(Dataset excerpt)
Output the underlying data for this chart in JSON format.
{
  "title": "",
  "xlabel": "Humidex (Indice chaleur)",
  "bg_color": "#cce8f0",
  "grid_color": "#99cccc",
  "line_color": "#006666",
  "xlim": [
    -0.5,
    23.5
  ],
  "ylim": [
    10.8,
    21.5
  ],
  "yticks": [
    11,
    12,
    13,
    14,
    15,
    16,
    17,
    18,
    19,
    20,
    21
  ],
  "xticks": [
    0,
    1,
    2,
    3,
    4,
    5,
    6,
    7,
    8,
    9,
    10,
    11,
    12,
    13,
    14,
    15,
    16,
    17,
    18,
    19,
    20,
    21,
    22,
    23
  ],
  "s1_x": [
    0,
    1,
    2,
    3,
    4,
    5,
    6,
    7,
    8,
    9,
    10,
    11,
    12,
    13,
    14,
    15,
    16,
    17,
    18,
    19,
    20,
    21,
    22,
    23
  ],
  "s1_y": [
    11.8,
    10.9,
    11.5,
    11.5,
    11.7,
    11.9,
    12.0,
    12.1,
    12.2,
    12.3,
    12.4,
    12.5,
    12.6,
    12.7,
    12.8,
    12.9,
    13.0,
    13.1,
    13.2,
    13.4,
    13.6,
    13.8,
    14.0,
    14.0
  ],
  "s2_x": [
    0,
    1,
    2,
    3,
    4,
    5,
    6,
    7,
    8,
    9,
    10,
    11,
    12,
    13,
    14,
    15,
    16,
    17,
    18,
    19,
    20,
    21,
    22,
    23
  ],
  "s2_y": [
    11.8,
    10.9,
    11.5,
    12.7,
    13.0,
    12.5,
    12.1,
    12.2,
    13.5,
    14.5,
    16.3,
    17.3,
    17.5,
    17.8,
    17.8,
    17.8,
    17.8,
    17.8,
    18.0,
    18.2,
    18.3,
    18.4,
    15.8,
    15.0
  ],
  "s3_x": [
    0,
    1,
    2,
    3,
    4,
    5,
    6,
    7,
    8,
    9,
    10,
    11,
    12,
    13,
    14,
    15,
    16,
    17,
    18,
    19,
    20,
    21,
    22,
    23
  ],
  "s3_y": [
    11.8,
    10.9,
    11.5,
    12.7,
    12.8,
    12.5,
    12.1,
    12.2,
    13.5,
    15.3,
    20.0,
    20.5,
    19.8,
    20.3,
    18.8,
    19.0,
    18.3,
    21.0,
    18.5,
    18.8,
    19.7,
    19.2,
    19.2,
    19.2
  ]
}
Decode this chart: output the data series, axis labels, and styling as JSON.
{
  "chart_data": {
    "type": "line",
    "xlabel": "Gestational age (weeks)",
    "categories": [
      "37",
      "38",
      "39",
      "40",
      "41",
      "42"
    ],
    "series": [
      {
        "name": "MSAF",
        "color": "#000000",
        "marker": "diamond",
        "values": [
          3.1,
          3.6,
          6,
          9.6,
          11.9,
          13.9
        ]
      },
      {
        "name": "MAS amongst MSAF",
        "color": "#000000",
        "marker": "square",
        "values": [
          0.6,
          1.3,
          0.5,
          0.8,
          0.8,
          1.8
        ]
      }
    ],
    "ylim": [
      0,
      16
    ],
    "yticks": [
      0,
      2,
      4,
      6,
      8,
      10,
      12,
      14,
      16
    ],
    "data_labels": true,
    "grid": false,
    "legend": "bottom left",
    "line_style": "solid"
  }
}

> [TO BE DONE]: Every line of the material must be returned exactly as it appears.

> [RESULT FOR THIS TASK]:
Output the underlying data for this chart in JSON format.
{
  "title": "",
  "xlabel": "Humidex (Indice chaleur)",
  "bg_color": "#cce8f0",
  "grid_color": "#99cccc",
  "line_color": "#006666",
  "xlim": [
    -0.5,
    23.5
  ],
  "ylim": [
    10.8,
    21.5
  ],
  "yticks": [
    11,
    12,
    13,
    14,
    15,
    16,
    17,
    18,
    19,
    20,
    21
  ],
  "xticks": [
    0,
    1,
    2,
    3,
    4,
    5,
    6,
    7,
    8,
    9,
    10,
    11,
    12,
    13,
    14,
    15,
    16,
    17,
    18,
    19,
    20,
    21,
    22,
    23
  ],
  "s1_x": [
    0,
    1,
    2,
    3,
    4,
    5,
    6,
    7,
    8,
    9,
    10,
    11,
    12,
    13,
    14,
    15,
    16,
    17,
    18,
    19,
    20,
    21,
    22,
    23
  ],
  "s1_y": [
    11.8,
    10.9,
    11.5,
    11.5,
    11.7,
    11.9,
    12.0,
    12.1,
    12.2,
    12.3,
    12.4,
    12.5,
    12.6,
    12.7,
    12.8,
    12.9,
    13.0,
    13.1,
    13.2,
    13.4,
    13.6,
    13.8,
    14.0,
    14.0
  ],
  "s2_x": [
    0,
    1,
    2,
    3,
    4,
    5,
    6,
    7,
    8,
    9,
    10,
    11,
    12,
    13,
    14,
    15,
    16,
    17,
    18,
    19,
    20,
    21,
    22,
    23
  ],
  "s2_y": [
    11.8,
    10.9,
    11.5,
    12.7,
    13.0,
    12.5,
    12.1,
    12.2,
    13.5,
    14.5,
    16.3,
    17.3,
    17.5,
    17.8,
    17.8,
    17.8,
    17.8,
    17.8,
    18.0,
    18.2,
    18.3,
    18.4,
    15.8,
    15.0
  ],
  "s3_x": [
    0,
    1,
    2,
    3,
    4,
    5,
    6,
    7,
    8,
    9,
    10,
    11,
    12,
    13,
    14,
    15,
    16,
    17,
    18,
    19,
    20,
    21,
    22,
    23
  ],
  "s3_y": [
    11.8,
    10.9,
    11.5,
    12.7,
    12.8,
    12.5,
    12.1,
    12.2,
    13.5,
    15.3,
    20.0,
    20.5,
    19.8,
    20.3,
    18.8,
    19.0,
    18.3,
    21.0,
    18.5,
    18.8,
    19.7,
    19.2,
    19.2,
    19.2
  ]
}
Decode this chart: output the data series, axis labels, and styling as JSON.
{
  "chart_data": {
    "type": "line",
    "xlabel": "Gestational age (weeks)",
    "categories": [
      "37",
      "38",
      "39",
      "40",
      "41",
      "42"
    ],
    "series": [
      {
        "name": "MSAF",
        "color": "#000000",
        "marker": "diamond",
        "values": [
          3.1,
          3.6,
          6,
          9.6,
          11.9,
          13.9
        ]
      },
      {
        "name": "MAS amongst MSAF",
        "color": "#000000",
        "marker": "square",
        "values": [
          0.6,
          1.3,
          0.5,
          0.8,
          0.8,
          1.8
        ]
      }
    ],
    "ylim": [
      0,
      16
    ],
    "yticks": [
      0,
      2,
      4,
      6,
      8,
      10,
      12,
      14,
      16
    ],
    "data_labels": true,
    "grid": false,
    "legend": "bottom left",
    "line_style": "solid"
  }
}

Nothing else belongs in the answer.